_Written exercise_: Check each line of the material below for the string "food", then report how many lines have it, and nothing else.

_Extracted data_:

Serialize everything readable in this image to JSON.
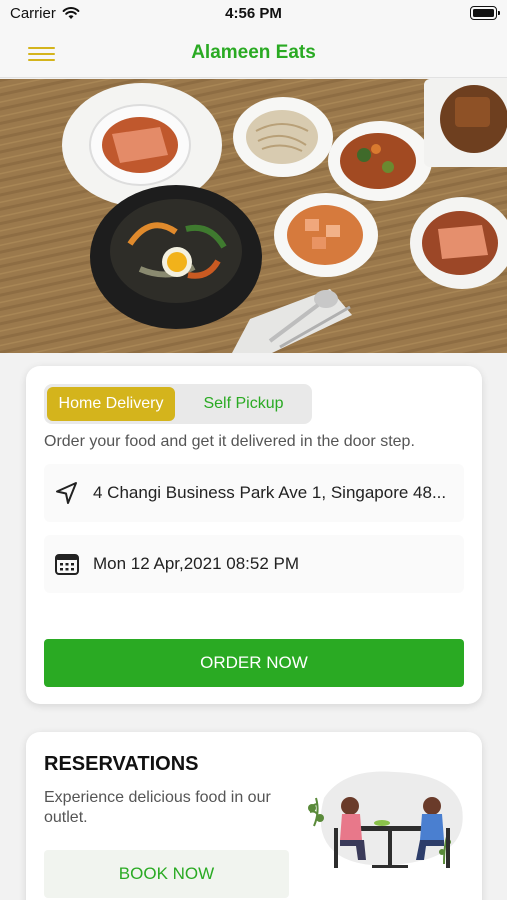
{
  "status_bar": {
    "carrier": "Carrier",
    "time": "4:56 PM"
  },
  "nav": {
    "title": "Alameen Eats"
  },
  "delivery": {
    "tabs": [
      {
        "label": "Home Delivery",
        "active": true
      },
      {
        "label": "Self Pickup",
        "active": false
      }
    ],
    "description": "Order your food and get it delivered in the door step.",
    "address": "4 Changi Business Park Ave 1, Singapore 48...",
    "datetime": "Mon 12 Apr,2021 08:52 PM",
    "order_button": "ORDER NOW"
  },
  "reservations": {
    "title": "RESERVATIONS",
    "description": "Experience delicious food in our outlet.",
    "book_button": "BOOK NOW"
  },
  "colors": {
    "brand_green": "#2aaa23",
    "accent_yellow": "#d4b41c"
  }
}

_Exercise answer_: 2